I have to say I'd agree - it seems to be more of a belt and braces approach
to use your suggestion, and more in the spirit of what we were told in
checkpoint kindergarten ["deny everything unless explicitly asked" - also
sounds a bit like being married].
Are the rules in each chain processed top down?
steve
-----Original Message-----
From: Robert P. J. Day [mailto:rpjday@mindspring.com]
Sent: 28 October 2003 12.34
To: Knight, Steve
Cc: netfilter@lists.netfilter.org
Subject: Re: new iptables user - default options
On Tue, 28 Oct 2003, Knight, Steve wrote:
> Hi there
>
> Rh9 has installed all the default filter policies as "accept" and then
> forwards all packets from INPUT and FORWARD to a Lokkit chain.
>
> Is this normal? It seems to me [as a iptables n00b, although I am
> checkpoint certified] to be ok, as eventually the traffic is hitting the
> detailed lokkit chain, but is this the default install options that
everyone
> gets?

==============================

Stated goal 1 —
Answer these about the email thread:
(a) What default filter policies did Rh9 install?
(b) To which chain are packets from INPUT and FORWARD sent?
(c) Which address appears on the Cc line?
The email thread and the rows of the collection have nothing to do with each other.

(Records from a collection)
==============================

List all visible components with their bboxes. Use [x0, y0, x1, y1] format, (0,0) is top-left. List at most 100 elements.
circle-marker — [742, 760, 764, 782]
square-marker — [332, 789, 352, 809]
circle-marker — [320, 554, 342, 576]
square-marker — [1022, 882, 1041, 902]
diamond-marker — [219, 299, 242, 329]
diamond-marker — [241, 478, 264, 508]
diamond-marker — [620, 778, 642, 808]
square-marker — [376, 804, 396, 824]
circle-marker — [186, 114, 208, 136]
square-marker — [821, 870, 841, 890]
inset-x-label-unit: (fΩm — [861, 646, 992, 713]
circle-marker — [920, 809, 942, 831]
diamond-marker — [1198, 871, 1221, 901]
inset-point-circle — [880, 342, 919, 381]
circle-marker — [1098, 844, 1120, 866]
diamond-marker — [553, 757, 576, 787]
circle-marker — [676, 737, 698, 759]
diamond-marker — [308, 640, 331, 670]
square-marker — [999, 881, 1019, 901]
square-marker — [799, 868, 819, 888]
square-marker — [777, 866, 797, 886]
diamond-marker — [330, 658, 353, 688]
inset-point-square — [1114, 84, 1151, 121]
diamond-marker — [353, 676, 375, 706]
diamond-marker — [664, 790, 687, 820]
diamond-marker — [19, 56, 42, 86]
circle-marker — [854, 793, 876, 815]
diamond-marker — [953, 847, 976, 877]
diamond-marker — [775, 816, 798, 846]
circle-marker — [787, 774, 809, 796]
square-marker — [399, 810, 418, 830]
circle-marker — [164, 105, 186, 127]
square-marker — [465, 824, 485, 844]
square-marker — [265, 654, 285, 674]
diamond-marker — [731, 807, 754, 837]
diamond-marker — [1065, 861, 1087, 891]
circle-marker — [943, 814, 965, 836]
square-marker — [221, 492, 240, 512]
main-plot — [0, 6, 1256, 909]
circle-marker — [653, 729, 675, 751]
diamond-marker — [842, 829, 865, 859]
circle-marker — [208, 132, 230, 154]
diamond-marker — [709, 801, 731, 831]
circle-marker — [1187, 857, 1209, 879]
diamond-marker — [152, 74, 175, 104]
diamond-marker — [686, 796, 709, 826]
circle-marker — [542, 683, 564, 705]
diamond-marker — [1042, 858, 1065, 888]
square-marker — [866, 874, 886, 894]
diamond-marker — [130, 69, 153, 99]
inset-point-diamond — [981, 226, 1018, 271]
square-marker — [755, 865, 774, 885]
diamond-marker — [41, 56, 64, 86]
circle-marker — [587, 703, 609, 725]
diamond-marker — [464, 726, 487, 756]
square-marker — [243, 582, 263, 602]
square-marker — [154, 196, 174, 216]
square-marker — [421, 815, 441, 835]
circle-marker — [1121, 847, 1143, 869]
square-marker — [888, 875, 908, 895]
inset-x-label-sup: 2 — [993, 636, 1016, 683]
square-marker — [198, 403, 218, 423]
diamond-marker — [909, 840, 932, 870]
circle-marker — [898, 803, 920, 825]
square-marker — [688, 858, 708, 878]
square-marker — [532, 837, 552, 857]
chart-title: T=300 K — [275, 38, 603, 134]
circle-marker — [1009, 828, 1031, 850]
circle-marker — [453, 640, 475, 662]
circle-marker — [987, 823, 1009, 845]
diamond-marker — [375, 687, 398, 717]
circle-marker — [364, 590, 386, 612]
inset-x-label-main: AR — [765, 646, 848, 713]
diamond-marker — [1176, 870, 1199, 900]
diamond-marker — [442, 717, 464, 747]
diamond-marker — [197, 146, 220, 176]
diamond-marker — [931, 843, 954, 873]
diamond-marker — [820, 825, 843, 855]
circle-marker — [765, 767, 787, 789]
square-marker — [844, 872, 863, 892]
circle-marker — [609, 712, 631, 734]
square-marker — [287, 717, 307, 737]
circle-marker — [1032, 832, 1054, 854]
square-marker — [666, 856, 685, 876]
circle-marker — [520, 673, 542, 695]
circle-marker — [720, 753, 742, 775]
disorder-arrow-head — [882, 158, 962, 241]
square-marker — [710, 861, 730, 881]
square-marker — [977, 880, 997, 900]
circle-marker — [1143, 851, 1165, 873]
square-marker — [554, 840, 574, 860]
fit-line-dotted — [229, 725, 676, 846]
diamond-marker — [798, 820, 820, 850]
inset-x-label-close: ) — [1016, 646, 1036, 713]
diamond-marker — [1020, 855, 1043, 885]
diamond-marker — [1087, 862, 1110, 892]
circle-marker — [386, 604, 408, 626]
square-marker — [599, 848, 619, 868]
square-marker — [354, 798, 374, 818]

==============================

Stated goal 2 — Transcribe the stretch of rows in the collection from its start through the line that contains "square-marker — [1022, 882, 1041, 902]", character for character.

Right answer 1 —
(a) "accept"
(b) A Lokkit chain
(c) netfilter@lists.netfilter.org

Right answer 2 —
List all visible components with their bboxes. Use [x0, y0, x1, y1] format, (0,0) is top-left. List at most 100 elements.
circle-marker — [742, 760, 764, 782]
square-marker — [332, 789, 352, 809]
circle-marker — [320, 554, 342, 576]
square-marker — [1022, 882, 1041, 902]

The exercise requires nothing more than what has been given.